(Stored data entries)
>>>
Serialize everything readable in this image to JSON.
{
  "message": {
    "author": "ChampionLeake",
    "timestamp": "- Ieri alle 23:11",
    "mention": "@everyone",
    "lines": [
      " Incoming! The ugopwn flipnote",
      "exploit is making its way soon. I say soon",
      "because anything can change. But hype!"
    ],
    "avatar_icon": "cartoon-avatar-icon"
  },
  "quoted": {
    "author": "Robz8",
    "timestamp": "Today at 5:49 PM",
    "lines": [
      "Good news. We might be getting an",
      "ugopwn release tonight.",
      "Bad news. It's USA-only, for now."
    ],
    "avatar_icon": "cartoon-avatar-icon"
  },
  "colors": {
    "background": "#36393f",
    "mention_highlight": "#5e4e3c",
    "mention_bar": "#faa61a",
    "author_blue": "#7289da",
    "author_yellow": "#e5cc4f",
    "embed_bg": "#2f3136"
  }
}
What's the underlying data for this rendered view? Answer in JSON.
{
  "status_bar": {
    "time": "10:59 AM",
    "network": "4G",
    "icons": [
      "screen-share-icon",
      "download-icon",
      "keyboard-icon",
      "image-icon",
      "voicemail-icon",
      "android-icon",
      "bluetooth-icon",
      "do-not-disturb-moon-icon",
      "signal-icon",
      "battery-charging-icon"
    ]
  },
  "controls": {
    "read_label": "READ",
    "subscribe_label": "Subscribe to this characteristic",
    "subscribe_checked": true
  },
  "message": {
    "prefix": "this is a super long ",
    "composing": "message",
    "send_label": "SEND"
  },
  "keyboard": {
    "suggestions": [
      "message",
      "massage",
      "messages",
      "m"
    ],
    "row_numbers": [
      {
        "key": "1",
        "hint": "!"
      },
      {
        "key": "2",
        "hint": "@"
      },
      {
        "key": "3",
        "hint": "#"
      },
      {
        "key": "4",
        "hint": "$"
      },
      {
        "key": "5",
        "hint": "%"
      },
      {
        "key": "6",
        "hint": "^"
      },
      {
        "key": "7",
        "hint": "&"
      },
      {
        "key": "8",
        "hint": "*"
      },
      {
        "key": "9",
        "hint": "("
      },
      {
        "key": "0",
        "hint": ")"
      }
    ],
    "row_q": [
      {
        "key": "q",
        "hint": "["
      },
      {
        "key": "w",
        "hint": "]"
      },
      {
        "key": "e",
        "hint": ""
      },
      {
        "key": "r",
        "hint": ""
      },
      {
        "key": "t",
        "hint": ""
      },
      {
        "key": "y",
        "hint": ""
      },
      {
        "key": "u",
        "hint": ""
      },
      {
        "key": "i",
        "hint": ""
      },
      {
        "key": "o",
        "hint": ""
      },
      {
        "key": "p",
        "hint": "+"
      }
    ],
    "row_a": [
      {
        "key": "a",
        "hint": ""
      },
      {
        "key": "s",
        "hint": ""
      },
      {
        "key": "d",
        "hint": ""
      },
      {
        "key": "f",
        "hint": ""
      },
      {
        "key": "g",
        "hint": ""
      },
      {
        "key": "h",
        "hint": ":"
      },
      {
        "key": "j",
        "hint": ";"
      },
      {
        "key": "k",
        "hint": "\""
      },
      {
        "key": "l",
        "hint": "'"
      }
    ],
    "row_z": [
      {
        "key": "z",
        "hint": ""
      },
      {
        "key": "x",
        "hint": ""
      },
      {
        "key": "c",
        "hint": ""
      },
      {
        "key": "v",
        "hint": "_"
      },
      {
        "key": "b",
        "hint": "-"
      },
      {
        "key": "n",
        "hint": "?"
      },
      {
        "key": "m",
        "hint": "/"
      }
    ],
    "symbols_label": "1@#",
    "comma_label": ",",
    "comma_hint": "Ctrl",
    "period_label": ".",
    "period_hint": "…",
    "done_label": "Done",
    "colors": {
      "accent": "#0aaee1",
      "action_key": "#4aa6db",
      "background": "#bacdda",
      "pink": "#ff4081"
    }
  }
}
<<<
>>>
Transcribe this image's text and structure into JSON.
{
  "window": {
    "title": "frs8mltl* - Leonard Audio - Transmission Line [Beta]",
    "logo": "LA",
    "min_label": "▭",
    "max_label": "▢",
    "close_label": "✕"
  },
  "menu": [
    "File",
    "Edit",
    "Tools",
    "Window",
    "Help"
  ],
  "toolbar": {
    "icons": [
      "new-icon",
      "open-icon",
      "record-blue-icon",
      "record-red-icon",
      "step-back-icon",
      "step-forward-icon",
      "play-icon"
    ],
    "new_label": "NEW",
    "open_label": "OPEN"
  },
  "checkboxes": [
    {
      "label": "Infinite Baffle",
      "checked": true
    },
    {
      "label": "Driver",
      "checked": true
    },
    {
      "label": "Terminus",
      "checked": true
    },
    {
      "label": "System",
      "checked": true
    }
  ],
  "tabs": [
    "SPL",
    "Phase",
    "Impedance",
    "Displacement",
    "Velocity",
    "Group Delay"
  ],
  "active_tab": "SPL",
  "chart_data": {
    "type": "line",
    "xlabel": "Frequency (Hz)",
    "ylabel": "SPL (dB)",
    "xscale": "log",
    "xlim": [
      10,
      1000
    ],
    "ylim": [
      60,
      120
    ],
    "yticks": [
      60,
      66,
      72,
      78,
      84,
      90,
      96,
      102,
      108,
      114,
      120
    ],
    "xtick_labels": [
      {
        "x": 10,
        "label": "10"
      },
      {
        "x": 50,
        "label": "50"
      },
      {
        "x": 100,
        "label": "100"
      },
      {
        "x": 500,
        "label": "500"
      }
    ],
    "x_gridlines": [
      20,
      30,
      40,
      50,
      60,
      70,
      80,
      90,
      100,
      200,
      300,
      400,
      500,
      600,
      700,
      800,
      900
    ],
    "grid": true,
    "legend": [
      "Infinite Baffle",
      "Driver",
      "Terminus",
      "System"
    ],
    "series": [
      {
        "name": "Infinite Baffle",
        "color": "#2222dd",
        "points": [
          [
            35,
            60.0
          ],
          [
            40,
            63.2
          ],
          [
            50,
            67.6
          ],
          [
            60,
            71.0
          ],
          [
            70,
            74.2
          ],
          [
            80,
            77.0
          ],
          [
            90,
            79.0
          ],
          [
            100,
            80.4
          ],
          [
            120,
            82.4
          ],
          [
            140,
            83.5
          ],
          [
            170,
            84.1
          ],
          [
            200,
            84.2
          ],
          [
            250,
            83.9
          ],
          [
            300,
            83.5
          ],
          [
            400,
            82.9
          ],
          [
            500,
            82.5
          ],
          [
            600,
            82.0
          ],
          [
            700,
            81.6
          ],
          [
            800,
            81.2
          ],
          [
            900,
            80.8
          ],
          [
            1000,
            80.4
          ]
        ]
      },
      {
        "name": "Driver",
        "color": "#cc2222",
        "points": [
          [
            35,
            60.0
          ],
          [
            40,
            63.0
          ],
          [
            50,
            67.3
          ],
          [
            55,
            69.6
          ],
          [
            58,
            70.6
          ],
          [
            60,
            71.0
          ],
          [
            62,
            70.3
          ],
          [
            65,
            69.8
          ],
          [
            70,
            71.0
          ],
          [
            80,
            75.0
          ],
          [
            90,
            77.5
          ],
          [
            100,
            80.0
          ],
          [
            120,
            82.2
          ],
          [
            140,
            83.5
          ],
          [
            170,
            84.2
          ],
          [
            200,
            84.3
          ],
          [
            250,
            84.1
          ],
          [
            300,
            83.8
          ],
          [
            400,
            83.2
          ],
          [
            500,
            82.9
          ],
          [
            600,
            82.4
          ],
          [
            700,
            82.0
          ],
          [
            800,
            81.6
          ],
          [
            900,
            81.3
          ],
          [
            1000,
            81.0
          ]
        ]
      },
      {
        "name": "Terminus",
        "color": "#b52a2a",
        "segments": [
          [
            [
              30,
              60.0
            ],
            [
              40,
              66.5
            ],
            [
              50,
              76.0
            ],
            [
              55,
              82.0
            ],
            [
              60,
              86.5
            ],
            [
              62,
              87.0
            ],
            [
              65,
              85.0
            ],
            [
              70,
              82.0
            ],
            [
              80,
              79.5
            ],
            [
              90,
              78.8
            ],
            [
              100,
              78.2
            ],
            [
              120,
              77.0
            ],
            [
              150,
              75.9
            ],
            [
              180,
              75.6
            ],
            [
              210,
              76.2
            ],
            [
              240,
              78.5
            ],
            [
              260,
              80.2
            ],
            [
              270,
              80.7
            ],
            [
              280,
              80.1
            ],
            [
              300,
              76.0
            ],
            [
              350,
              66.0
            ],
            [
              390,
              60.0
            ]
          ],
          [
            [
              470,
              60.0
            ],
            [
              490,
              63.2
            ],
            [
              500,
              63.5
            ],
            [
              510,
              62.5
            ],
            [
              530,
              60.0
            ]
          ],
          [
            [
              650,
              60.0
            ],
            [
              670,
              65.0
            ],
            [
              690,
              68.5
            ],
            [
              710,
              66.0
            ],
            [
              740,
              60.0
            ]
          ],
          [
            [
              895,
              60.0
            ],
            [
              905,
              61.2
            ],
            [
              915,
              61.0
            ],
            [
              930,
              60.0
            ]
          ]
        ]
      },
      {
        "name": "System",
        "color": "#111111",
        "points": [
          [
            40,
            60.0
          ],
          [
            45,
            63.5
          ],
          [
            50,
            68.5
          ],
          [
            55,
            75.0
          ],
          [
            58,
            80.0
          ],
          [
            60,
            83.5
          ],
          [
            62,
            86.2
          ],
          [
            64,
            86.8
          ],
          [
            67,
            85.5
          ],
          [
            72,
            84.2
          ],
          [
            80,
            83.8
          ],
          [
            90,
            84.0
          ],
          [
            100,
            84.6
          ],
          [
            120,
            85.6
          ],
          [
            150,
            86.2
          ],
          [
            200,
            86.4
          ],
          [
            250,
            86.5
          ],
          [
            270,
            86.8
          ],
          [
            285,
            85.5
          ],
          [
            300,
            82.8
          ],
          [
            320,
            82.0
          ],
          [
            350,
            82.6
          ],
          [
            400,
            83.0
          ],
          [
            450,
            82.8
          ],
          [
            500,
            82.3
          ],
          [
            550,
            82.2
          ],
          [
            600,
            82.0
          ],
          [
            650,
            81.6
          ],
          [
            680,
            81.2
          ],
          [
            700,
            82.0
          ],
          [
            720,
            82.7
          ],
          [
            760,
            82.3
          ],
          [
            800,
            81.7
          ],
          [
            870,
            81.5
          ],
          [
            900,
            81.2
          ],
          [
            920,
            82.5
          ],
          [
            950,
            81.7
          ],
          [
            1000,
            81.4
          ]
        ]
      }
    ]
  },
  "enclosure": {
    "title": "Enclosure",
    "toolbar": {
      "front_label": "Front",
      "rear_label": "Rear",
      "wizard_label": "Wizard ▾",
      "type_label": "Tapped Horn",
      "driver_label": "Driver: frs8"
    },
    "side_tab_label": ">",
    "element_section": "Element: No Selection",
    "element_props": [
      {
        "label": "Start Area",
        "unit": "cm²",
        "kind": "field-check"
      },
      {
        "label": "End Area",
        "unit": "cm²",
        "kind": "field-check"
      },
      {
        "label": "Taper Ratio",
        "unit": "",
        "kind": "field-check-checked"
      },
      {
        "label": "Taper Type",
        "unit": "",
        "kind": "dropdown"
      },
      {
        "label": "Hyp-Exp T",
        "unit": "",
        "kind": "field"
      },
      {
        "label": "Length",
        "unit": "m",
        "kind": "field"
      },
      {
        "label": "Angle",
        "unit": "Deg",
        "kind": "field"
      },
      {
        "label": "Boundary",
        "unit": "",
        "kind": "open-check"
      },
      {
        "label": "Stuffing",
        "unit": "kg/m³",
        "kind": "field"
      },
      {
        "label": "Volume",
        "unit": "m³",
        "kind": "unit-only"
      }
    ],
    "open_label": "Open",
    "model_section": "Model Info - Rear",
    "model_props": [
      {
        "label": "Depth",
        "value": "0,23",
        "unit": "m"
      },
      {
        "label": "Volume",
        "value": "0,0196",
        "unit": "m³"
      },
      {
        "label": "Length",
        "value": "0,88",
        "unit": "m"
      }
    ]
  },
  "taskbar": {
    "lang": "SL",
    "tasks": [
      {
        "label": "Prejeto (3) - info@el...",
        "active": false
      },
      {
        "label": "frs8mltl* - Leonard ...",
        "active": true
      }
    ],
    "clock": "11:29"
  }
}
<<<
WHAT IS NEEDED
Scan the material for lines with the word "Driver", and copy each line you find.

EXERCISE RESULT
      "label": "Driver",
      "Driver",
        "name": "Driver",
      "driver_label": "Driver: frs8"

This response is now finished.